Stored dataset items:
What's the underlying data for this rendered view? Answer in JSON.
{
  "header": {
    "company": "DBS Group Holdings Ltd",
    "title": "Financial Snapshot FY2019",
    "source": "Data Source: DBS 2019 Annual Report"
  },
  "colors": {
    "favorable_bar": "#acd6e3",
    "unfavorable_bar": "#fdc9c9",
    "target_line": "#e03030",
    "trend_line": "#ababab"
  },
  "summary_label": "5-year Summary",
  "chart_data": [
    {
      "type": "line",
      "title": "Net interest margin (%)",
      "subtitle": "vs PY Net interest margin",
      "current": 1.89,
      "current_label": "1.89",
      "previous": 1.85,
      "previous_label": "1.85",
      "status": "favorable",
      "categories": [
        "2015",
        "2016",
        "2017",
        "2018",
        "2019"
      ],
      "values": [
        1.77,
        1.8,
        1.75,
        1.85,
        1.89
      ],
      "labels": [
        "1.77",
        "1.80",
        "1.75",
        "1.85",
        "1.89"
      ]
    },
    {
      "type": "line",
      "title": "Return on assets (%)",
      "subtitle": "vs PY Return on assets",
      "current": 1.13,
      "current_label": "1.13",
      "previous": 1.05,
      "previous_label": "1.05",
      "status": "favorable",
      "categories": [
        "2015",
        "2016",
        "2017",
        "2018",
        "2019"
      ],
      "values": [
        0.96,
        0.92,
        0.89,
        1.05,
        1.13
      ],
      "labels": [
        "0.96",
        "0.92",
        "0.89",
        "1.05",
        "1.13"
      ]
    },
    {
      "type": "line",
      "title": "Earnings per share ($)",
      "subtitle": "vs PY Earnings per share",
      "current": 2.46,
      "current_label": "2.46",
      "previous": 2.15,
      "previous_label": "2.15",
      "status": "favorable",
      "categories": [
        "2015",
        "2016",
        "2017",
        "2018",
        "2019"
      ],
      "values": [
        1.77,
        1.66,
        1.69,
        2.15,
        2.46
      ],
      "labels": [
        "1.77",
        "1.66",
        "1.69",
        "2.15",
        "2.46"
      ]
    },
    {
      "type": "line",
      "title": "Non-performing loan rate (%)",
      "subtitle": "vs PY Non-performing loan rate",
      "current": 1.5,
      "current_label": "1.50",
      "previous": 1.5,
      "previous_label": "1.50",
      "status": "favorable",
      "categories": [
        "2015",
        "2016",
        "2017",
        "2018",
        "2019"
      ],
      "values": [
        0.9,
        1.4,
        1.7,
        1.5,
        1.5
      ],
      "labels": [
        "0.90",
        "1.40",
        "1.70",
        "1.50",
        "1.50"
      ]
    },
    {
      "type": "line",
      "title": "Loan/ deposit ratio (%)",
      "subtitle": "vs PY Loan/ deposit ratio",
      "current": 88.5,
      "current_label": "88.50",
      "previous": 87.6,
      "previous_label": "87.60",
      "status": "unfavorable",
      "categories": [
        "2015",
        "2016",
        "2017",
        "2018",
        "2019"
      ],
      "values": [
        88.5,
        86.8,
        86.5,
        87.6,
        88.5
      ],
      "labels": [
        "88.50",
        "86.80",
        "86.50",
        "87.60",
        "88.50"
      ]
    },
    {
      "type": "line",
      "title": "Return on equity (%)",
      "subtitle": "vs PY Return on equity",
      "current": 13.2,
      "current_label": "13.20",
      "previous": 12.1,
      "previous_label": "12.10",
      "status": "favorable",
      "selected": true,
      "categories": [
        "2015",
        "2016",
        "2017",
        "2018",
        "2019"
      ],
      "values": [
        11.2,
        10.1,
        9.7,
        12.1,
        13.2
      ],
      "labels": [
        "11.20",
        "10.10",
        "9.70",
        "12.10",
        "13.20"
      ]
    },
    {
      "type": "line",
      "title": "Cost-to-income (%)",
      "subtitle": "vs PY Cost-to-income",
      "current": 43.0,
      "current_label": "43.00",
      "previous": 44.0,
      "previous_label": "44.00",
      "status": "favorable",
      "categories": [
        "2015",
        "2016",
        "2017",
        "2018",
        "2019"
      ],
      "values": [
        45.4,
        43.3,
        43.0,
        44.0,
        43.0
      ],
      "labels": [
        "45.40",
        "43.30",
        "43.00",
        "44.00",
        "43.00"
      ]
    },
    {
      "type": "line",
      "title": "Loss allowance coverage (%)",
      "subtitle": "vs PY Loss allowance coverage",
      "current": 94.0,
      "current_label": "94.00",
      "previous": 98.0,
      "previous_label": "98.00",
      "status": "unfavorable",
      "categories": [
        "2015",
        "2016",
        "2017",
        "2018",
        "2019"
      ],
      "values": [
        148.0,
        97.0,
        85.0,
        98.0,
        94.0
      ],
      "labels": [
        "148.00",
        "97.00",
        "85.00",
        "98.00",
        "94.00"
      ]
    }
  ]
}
--
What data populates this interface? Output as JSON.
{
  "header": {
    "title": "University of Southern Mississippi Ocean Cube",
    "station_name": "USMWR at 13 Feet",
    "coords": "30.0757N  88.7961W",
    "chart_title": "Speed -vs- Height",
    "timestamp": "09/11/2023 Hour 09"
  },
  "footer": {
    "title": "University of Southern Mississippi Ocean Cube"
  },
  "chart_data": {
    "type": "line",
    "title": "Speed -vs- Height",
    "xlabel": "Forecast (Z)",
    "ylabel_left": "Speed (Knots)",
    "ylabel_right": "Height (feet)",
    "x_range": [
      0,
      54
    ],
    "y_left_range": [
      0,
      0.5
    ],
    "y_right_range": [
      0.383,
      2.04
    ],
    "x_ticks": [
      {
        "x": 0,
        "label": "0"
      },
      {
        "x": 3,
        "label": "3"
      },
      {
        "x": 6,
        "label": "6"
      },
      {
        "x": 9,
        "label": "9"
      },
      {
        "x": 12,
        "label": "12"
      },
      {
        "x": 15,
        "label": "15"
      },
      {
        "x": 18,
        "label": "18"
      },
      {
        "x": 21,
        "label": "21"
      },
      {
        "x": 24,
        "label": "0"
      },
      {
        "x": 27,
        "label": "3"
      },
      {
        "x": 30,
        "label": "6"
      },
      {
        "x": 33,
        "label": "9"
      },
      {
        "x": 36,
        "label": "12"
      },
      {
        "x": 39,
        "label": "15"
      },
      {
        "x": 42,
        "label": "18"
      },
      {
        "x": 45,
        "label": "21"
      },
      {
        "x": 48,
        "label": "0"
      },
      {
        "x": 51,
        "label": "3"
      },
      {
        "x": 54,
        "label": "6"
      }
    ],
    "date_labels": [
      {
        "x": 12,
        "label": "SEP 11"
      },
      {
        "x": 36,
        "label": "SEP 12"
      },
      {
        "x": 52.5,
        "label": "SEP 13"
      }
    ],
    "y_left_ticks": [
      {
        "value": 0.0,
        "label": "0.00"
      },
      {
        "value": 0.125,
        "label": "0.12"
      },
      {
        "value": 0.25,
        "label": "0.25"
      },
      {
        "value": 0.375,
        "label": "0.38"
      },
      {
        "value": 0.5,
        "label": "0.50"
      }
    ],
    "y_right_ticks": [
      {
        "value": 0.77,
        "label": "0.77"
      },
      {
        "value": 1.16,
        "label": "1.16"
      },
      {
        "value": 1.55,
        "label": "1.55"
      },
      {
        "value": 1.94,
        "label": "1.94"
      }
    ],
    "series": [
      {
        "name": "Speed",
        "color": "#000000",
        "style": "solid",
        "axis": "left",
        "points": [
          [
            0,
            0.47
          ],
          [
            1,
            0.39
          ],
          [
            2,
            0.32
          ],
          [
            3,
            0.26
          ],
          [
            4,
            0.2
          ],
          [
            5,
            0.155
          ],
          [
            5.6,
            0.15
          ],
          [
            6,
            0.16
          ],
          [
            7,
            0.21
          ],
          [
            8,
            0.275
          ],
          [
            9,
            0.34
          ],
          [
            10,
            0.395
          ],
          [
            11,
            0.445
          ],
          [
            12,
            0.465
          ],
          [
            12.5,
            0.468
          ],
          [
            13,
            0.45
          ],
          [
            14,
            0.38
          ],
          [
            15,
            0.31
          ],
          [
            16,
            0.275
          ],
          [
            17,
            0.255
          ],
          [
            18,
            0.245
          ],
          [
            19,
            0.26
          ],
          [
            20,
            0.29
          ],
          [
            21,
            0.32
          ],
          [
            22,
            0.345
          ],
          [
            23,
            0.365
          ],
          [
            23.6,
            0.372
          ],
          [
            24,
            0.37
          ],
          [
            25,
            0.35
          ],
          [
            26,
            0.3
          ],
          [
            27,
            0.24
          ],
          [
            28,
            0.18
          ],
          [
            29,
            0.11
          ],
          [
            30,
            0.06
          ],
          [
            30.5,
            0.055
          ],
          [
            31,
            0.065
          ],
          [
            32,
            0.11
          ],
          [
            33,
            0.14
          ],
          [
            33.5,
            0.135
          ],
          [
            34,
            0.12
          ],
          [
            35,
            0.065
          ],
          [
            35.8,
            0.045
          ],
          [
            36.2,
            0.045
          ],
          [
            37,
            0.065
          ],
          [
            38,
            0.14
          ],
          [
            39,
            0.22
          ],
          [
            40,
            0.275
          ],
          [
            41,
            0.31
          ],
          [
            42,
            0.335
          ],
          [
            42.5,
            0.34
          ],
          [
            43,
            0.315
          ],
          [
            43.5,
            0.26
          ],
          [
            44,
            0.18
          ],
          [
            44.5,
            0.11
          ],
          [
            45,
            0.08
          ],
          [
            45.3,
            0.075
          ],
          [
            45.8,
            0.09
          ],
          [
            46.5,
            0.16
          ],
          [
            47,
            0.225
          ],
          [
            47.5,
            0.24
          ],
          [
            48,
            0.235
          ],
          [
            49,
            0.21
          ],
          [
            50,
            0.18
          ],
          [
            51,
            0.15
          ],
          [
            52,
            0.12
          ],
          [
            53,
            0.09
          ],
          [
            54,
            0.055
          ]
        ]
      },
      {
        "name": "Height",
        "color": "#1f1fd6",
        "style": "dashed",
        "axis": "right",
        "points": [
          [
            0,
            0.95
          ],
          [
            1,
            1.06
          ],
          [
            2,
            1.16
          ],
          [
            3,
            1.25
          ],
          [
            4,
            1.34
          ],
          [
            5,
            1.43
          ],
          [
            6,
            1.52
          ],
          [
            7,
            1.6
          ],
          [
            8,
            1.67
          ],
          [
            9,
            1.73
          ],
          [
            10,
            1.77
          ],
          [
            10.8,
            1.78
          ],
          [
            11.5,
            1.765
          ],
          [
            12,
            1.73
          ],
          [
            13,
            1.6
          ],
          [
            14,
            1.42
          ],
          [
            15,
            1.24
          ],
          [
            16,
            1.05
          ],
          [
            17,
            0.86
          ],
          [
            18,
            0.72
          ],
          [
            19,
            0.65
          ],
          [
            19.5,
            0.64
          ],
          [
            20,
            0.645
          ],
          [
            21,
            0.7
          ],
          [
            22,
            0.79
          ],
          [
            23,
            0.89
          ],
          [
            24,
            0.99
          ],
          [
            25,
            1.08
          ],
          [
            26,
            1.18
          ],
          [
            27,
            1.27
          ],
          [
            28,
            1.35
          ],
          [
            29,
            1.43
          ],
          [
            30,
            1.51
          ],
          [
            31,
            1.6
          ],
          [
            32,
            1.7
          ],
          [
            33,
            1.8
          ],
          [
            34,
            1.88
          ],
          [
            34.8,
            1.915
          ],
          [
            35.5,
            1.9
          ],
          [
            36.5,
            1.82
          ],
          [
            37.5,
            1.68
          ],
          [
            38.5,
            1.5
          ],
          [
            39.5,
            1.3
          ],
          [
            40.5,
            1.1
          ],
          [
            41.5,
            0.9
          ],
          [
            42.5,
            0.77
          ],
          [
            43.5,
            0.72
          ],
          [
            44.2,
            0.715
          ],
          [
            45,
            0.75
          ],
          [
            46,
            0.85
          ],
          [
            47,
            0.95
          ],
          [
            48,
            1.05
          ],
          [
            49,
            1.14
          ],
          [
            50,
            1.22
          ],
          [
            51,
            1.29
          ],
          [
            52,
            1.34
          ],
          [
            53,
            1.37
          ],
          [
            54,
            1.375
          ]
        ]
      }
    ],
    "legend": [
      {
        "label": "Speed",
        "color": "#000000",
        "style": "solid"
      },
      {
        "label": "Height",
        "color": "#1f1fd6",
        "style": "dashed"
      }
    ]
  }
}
---
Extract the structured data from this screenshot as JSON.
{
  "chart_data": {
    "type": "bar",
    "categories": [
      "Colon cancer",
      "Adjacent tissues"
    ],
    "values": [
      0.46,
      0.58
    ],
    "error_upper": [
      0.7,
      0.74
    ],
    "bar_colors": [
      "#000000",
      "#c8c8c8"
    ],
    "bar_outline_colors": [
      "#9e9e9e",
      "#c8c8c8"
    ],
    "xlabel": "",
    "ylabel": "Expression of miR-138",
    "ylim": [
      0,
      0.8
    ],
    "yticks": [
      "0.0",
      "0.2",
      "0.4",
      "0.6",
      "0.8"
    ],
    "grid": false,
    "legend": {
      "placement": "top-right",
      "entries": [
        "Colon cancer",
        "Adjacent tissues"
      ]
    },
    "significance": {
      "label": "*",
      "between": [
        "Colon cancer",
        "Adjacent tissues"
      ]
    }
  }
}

YOUR GOAL: Filter the records, keeping only lines that contain "interest", and show those lines.

RESPONSE TO THE TASK:
      "title": "Net interest margin (%)",
      "subtitle": "vs PY Net interest margin",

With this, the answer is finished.